====== INFORMATION PROVIDED ======

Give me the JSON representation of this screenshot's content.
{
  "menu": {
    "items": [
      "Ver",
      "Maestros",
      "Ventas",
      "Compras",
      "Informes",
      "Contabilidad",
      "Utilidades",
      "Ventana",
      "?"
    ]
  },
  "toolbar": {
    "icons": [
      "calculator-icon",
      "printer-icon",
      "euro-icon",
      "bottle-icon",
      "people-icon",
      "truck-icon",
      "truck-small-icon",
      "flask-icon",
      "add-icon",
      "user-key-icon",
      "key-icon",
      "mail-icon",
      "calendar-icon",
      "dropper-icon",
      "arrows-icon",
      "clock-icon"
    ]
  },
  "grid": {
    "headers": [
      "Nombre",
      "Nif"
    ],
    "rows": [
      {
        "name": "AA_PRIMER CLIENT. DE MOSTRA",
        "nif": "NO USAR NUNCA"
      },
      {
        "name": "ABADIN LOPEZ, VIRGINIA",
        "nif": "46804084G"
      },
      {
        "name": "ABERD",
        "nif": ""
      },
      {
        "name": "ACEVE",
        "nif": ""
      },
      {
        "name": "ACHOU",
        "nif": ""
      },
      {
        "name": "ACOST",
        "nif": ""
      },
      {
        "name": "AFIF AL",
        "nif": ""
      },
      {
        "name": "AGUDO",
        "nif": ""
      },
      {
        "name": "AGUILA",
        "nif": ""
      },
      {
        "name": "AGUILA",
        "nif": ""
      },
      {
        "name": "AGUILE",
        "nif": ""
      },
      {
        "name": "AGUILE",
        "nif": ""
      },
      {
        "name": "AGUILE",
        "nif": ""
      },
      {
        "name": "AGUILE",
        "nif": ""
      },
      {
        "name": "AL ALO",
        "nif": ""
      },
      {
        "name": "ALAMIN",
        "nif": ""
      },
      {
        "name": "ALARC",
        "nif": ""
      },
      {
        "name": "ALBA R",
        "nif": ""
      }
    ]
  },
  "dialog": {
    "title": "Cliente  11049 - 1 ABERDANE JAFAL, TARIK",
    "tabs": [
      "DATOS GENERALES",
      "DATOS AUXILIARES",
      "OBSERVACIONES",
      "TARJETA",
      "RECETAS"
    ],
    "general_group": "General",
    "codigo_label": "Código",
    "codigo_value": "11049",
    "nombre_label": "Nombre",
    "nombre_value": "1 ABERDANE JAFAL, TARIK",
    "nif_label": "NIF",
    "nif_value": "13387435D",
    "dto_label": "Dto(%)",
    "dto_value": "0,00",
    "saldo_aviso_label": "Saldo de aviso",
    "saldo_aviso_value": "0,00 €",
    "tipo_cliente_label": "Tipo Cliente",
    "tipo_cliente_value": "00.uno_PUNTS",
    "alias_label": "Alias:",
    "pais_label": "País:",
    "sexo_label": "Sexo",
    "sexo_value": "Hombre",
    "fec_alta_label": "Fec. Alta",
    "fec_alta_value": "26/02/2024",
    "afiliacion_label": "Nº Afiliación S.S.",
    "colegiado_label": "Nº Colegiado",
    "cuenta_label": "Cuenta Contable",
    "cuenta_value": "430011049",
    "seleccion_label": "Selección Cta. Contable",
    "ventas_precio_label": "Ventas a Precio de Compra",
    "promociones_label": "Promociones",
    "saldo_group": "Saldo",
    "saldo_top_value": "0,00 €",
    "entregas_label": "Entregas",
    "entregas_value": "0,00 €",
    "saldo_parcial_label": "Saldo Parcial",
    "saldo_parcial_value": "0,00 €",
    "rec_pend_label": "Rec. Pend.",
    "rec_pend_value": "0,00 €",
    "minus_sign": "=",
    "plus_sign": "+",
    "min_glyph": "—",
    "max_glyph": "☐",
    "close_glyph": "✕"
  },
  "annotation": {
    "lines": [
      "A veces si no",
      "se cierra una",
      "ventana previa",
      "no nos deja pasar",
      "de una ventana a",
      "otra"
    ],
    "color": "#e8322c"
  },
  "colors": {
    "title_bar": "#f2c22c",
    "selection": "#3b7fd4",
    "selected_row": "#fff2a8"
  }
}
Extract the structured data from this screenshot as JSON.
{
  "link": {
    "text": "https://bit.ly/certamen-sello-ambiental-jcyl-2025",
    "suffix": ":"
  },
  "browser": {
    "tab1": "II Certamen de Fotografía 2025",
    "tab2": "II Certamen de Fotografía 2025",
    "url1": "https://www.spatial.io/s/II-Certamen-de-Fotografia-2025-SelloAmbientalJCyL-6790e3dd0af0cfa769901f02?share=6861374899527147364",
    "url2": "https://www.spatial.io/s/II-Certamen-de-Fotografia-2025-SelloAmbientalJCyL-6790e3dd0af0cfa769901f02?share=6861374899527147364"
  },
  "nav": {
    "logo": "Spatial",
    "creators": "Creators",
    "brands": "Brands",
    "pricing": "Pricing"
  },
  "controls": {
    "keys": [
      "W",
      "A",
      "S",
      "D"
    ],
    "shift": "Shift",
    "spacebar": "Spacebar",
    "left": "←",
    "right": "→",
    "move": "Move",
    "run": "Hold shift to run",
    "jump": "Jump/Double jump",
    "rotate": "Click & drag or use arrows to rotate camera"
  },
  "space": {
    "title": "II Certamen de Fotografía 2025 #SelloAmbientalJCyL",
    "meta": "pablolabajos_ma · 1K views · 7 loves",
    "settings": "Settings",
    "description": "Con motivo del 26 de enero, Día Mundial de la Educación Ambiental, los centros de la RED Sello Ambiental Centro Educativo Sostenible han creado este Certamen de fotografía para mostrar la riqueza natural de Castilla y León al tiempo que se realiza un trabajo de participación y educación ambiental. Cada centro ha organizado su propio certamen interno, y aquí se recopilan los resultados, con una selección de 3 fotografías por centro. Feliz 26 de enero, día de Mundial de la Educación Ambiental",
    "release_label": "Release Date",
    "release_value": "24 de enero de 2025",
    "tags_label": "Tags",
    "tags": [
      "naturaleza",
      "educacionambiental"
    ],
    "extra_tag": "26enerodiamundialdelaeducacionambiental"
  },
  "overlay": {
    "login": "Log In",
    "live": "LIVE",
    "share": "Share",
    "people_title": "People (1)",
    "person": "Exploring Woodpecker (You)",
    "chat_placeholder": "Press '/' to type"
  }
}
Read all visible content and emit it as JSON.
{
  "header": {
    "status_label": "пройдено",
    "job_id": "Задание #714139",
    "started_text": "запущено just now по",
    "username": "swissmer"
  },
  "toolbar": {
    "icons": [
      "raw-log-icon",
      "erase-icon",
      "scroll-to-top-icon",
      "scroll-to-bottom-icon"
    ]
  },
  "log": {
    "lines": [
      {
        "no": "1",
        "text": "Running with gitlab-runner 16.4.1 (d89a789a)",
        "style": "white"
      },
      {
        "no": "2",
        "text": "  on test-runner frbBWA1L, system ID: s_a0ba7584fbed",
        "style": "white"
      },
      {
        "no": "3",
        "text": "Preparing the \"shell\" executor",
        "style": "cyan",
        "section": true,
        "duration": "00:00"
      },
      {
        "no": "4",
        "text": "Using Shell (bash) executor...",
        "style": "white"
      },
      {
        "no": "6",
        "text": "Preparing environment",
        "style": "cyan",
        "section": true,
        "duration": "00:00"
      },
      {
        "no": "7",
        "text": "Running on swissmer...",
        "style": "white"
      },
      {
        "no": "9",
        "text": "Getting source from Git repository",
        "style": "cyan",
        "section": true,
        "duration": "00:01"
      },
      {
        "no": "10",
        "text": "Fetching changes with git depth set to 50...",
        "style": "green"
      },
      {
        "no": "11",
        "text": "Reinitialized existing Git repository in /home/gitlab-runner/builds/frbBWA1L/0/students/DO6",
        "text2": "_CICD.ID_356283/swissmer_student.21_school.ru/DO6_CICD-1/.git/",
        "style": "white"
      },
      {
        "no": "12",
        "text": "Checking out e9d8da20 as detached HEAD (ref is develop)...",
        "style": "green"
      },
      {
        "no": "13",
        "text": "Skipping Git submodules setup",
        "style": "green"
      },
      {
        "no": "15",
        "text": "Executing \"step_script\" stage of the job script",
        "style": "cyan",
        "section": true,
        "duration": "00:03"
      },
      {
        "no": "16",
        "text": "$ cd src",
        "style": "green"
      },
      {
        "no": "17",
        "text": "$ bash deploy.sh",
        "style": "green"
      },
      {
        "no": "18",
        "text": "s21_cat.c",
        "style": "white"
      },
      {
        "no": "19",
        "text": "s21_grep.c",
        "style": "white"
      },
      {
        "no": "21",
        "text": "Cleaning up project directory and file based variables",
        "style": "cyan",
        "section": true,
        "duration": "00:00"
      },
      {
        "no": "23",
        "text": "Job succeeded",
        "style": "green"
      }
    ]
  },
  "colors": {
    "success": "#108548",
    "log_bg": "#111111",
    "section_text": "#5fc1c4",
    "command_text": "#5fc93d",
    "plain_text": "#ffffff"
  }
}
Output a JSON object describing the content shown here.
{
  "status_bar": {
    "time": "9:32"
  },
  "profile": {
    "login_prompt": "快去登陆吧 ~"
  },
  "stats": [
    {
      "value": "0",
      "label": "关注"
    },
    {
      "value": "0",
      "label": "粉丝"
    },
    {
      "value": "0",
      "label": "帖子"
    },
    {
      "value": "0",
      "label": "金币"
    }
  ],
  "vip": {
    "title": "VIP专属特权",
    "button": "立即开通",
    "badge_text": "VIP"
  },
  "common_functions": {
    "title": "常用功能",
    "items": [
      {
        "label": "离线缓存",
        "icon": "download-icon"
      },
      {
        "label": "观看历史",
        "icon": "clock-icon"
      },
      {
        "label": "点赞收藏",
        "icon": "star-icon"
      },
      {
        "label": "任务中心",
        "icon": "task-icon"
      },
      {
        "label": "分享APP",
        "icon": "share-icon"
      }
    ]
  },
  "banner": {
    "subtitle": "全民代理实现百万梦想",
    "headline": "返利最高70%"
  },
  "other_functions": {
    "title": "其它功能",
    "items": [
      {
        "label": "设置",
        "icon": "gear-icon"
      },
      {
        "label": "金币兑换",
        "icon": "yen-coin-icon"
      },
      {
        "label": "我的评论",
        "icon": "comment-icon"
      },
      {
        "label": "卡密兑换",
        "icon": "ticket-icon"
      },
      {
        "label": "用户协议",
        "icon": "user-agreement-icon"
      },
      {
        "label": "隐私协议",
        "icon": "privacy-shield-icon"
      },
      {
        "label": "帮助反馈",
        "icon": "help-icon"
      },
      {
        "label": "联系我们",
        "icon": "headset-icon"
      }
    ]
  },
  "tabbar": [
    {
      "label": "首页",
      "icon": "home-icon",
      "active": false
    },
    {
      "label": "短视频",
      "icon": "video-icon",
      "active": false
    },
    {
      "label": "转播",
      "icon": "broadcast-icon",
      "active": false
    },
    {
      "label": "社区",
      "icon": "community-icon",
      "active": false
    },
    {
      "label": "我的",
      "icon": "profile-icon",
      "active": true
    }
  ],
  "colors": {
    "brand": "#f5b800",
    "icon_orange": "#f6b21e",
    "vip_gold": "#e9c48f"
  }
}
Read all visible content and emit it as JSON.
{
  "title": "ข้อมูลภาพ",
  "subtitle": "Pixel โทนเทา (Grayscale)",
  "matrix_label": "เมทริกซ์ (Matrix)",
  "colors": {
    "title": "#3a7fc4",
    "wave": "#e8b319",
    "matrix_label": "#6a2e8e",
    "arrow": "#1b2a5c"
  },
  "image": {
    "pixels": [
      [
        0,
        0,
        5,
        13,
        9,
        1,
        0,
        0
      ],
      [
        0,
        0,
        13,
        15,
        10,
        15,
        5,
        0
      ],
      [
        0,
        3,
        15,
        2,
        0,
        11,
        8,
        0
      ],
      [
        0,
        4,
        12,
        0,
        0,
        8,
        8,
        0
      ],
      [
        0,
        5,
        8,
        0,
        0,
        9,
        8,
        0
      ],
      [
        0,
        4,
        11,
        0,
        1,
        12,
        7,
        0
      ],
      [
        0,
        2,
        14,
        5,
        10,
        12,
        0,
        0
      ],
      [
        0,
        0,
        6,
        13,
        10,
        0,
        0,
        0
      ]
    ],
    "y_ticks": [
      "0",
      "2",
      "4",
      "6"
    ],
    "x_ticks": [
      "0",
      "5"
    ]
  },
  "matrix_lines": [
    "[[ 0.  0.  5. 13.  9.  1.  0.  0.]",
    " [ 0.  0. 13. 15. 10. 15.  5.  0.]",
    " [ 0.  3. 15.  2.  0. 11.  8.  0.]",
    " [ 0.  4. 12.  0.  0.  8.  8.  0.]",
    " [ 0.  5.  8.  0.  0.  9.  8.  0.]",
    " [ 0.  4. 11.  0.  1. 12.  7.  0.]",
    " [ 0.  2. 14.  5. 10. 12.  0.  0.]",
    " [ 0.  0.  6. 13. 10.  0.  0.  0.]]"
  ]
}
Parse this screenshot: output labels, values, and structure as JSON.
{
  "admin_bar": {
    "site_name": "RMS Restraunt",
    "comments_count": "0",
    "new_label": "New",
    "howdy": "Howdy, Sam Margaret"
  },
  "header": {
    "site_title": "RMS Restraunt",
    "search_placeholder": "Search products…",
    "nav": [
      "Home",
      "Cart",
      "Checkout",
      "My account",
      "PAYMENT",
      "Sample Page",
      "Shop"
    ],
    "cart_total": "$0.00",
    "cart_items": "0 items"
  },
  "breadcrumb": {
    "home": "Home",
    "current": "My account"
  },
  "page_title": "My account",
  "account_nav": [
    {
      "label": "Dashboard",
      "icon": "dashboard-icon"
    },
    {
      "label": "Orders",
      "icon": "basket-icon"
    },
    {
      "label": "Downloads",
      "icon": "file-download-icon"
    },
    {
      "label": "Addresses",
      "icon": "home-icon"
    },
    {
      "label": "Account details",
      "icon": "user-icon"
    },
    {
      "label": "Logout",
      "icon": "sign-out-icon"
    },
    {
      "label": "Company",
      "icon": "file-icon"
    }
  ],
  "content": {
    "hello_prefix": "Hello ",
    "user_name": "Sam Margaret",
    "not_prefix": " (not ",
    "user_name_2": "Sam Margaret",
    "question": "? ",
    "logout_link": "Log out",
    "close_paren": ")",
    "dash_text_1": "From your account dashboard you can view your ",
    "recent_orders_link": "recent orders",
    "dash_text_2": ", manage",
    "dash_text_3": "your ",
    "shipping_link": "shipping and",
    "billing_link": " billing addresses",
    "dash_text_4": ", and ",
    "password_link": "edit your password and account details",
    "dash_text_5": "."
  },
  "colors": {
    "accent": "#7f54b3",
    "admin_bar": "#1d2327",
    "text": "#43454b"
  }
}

======

• AIM: Where a line in the entries holds the word "JSON", copy that line.

• TASK OUTPUT:
Give me the JSON representation of this screenshot's content.
Extract the structured data from this screenshot as JSON.
Read all visible content and emit it as JSON.
Output a JSON object describing the content shown here.
Read all visible content and emit it as JSON.
Parse this screenshot: output labels, values, and structure as JSON.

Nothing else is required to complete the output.